◆ **Exercise objective**
Reproduce every line of the listing as written, apart from the pictures.

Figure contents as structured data
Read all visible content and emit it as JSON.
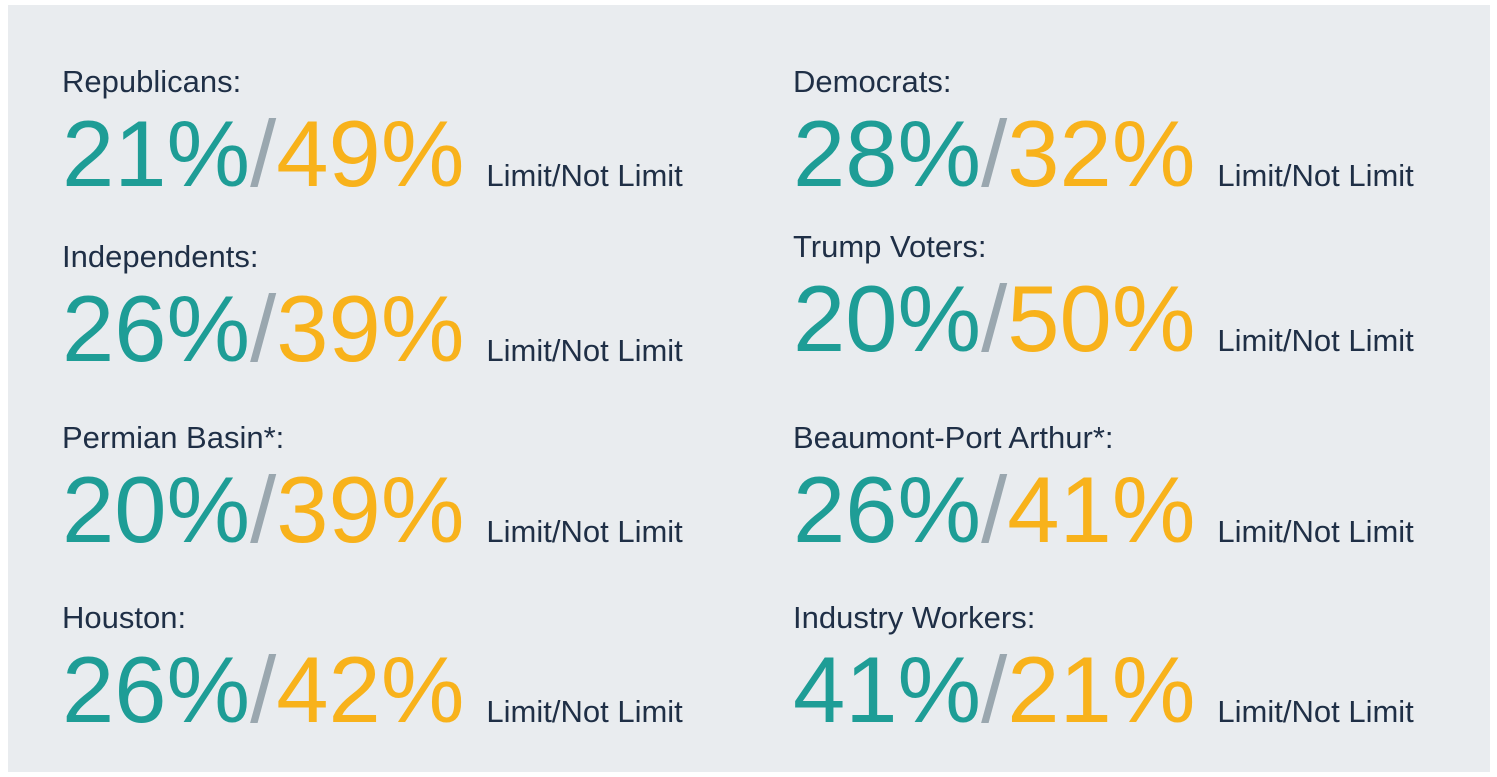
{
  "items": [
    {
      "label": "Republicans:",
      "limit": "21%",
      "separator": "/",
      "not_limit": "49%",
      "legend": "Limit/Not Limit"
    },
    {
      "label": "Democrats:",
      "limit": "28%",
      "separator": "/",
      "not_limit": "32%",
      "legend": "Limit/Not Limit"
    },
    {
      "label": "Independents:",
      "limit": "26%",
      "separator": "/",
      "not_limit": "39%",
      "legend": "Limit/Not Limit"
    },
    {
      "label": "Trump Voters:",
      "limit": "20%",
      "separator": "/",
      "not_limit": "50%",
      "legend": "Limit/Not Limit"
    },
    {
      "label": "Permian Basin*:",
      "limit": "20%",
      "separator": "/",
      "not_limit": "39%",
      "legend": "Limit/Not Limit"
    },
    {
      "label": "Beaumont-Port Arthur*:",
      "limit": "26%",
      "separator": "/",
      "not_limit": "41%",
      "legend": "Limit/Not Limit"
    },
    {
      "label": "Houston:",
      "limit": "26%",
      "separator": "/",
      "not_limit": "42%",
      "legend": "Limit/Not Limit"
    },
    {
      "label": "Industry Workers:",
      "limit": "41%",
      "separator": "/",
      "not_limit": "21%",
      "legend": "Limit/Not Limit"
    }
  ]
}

◆ **Problem solution**
Read all visible content and emit it as JSON.
{
  "items": [
    {
      "label": "Republicans:",
      "limit": "21%",
      "separator": "/",
      "not_limit": "49%",
      "legend": "Limit/Not Limit"
    },
    {
      "label": "Democrats:",
      "limit": "28%",
      "separator": "/",
      "not_limit": "32%",
      "legend": "Limit/Not Limit"
    },
    {
      "label": "Independents:",
      "limit": "26%",
      "separator": "/",
      "not_limit": "39%",
      "legend": "Limit/Not Limit"
    },
    {
      "label": "Trump Voters:",
      "limit": "20%",
      "separator": "/",
      "not_limit": "50%",
      "legend": "Limit/Not Limit"
    },
    {
      "label": "Permian Basin*:",
      "limit": "20%",
      "separator": "/",
      "not_limit": "39%",
      "legend": "Limit/Not Limit"
    },
    {
      "label": "Beaumont-Port Arthur*:",
      "limit": "26%",
      "separator": "/",
      "not_limit": "41%",
      "legend": "Limit/Not Limit"
    },
    {
      "label": "Houston:",
      "limit": "26%",
      "separator": "/",
      "not_limit": "42%",
      "legend": "Limit/Not Limit"
    },
    {
      "label": "Industry Workers:",
      "limit": "41%",
      "separator": "/",
      "not_limit": "21%",
      "legend": "Limit/Not Limit"
    }
  ]
}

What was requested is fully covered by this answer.